* _CHALLENGE_
Only the number is wanted: how many lines contain the word "conditions"?

* _Extracted records_

________________________

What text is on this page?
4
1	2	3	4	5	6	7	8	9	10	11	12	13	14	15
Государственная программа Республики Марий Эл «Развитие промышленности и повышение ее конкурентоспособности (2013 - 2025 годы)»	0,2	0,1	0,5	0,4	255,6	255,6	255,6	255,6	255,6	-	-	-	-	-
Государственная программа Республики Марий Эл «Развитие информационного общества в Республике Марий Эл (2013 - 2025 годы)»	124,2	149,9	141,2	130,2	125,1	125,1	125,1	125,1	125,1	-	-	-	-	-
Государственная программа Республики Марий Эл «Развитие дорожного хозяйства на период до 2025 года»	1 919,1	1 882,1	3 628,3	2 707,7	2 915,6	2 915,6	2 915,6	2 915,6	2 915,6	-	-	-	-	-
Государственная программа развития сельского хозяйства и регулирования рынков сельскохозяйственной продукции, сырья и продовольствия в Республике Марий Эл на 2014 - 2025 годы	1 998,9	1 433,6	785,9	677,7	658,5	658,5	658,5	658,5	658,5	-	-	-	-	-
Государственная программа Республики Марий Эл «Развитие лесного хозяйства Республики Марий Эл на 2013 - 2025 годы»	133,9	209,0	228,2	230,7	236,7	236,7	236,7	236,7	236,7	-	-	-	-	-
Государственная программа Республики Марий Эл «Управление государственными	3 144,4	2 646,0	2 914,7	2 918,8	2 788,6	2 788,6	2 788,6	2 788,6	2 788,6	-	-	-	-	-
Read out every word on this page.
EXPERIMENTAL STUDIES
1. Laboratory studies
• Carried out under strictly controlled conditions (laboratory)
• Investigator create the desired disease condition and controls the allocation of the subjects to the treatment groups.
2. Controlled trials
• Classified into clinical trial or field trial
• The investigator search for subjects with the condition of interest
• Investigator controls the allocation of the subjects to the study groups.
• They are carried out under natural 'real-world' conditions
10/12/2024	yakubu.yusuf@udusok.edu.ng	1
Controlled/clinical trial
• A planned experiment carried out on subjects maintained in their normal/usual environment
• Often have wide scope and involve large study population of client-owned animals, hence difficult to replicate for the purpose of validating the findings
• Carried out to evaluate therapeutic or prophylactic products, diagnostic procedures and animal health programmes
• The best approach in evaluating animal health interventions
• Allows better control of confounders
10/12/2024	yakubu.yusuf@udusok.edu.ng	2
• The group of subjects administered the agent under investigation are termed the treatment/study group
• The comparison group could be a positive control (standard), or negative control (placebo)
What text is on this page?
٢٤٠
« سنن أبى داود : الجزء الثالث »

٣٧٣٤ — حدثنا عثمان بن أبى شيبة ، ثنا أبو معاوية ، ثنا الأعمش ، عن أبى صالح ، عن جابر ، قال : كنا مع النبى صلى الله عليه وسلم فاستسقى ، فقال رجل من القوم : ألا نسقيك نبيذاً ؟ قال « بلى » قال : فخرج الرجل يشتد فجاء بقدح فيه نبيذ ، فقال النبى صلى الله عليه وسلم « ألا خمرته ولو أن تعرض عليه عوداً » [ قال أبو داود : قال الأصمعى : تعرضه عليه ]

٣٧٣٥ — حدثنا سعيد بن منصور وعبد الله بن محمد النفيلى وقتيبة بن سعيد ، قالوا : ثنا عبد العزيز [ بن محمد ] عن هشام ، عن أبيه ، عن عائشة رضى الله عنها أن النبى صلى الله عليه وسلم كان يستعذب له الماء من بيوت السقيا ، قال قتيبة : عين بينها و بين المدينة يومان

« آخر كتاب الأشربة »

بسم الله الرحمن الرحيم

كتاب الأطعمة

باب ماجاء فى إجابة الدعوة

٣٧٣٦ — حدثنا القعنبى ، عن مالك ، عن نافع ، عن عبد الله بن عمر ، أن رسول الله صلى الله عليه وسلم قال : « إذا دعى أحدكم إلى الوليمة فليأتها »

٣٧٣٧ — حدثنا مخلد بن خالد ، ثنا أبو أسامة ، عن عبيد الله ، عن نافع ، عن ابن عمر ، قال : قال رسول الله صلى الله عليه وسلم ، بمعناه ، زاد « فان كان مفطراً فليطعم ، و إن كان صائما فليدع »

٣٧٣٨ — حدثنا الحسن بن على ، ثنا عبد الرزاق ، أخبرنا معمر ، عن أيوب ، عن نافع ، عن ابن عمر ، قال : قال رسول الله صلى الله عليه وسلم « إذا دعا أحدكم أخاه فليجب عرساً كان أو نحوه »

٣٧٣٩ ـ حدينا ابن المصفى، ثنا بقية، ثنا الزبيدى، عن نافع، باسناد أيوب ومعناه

________________________

* _RESPONSE_
2